> _WRITTEN TASK_
Pick out each row below that contains the word "right", and copy those rows in full.
** begin AVAILABLE RECORDS **
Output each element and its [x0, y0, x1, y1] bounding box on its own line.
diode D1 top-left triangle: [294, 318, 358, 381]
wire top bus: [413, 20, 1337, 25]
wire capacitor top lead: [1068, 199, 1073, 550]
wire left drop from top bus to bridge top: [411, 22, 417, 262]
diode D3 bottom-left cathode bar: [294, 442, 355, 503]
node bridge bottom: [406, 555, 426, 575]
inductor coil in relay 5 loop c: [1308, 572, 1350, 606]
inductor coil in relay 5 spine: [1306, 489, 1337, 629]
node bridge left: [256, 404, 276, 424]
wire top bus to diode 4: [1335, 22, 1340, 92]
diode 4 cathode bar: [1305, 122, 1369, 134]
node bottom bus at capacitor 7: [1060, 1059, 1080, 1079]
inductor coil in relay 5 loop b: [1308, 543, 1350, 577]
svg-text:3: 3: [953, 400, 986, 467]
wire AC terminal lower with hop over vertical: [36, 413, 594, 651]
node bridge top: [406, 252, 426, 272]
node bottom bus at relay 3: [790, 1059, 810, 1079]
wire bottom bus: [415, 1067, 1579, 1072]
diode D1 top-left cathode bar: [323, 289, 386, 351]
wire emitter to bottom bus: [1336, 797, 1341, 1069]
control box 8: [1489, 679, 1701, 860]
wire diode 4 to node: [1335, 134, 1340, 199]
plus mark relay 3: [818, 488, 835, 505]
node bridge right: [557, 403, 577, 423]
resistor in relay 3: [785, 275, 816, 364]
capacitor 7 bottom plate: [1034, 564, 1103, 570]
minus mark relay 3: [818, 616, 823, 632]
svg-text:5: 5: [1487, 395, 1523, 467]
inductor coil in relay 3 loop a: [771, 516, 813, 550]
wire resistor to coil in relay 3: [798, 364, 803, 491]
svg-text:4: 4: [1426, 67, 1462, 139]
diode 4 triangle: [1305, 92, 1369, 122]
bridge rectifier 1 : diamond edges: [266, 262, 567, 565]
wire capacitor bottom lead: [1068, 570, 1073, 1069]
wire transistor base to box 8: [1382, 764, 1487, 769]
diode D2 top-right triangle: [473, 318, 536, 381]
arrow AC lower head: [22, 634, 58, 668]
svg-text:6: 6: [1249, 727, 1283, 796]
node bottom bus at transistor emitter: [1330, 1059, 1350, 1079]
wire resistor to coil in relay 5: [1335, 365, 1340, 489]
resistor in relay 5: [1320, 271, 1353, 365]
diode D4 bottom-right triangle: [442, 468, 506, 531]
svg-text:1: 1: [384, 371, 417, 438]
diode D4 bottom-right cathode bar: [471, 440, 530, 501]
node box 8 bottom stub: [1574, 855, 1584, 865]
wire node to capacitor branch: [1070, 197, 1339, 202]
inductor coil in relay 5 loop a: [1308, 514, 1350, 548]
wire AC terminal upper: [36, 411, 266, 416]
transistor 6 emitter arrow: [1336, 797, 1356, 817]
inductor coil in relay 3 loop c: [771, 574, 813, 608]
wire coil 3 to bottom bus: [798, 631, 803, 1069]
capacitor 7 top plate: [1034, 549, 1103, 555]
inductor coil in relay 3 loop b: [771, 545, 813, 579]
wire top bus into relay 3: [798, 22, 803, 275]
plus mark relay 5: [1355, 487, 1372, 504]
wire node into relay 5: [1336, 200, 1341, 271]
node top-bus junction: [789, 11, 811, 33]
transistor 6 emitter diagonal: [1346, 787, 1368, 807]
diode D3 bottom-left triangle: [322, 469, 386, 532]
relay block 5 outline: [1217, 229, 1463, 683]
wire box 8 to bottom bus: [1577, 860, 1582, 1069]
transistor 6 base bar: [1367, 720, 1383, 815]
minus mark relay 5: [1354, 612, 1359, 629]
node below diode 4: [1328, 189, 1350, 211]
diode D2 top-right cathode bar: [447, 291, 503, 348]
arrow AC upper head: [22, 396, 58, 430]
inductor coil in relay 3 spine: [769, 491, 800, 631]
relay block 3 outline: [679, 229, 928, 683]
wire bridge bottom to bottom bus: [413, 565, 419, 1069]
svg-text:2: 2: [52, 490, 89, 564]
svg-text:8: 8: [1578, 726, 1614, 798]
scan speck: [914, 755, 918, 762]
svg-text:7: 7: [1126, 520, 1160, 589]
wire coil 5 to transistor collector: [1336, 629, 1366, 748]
** end AVAILABLE RECORDS **
> _ANSWER_
node bridge right: [557, 403, 577, 423]
diode D2 top-right triangle: [473, 318, 536, 381]
diode D4 bottom-right triangle: [442, 468, 506, 531]
diode D4 bottom-right cathode bar: [471, 440, 530, 501]
diode D2 top-right cathode bar: [447, 291, 503, 348]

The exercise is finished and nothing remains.